→ The exercise:
Count every line that has the word "this". Give the number, without anything more.

→ Supplied material:
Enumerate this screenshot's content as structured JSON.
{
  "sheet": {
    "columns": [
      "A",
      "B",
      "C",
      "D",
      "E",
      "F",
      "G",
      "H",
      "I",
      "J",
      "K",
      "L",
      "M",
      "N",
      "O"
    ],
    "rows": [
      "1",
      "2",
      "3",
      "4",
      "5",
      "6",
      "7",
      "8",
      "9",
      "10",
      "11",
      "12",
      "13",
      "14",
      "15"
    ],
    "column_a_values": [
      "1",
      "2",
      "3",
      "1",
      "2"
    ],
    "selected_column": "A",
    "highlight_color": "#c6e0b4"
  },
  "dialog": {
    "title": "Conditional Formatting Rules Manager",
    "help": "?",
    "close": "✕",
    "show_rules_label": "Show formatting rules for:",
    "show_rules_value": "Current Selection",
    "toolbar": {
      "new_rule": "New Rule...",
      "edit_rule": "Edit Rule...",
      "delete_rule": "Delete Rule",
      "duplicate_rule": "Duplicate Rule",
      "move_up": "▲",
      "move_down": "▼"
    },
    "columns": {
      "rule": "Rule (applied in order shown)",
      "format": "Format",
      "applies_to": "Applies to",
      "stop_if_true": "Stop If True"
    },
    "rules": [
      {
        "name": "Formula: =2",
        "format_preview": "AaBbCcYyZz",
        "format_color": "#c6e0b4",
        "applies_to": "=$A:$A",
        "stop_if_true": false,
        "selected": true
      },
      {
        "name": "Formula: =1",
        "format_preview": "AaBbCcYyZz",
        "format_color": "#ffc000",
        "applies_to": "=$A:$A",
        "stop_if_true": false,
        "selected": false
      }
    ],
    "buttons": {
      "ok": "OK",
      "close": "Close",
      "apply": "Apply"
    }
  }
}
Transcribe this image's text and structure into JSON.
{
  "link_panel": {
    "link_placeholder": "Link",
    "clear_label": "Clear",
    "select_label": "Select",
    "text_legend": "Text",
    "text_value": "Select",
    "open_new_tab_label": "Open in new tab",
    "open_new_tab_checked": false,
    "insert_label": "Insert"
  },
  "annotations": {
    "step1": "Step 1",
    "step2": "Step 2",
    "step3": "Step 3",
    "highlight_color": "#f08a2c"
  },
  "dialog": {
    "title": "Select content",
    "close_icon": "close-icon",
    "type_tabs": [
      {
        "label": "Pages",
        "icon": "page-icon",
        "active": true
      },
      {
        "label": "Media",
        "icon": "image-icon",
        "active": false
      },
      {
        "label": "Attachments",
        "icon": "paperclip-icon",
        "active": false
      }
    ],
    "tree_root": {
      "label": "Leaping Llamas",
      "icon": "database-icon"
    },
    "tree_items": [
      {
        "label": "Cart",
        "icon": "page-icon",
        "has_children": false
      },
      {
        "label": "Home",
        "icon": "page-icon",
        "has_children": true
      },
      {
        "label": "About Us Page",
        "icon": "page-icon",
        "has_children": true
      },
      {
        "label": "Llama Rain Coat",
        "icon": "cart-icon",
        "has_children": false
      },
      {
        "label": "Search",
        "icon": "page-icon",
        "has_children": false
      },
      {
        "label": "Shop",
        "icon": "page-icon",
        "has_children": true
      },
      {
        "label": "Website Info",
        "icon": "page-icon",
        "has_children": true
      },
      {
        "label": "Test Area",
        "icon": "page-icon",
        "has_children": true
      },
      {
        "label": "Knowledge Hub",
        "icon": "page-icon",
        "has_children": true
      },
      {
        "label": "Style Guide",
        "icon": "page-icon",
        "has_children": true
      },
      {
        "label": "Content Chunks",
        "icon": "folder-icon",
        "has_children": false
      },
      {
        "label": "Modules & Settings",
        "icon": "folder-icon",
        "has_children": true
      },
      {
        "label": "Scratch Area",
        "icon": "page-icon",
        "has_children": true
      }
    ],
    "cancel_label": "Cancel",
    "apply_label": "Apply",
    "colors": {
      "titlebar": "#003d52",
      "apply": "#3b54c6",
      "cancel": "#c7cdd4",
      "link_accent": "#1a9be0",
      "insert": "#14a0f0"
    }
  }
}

→ Written answer:
2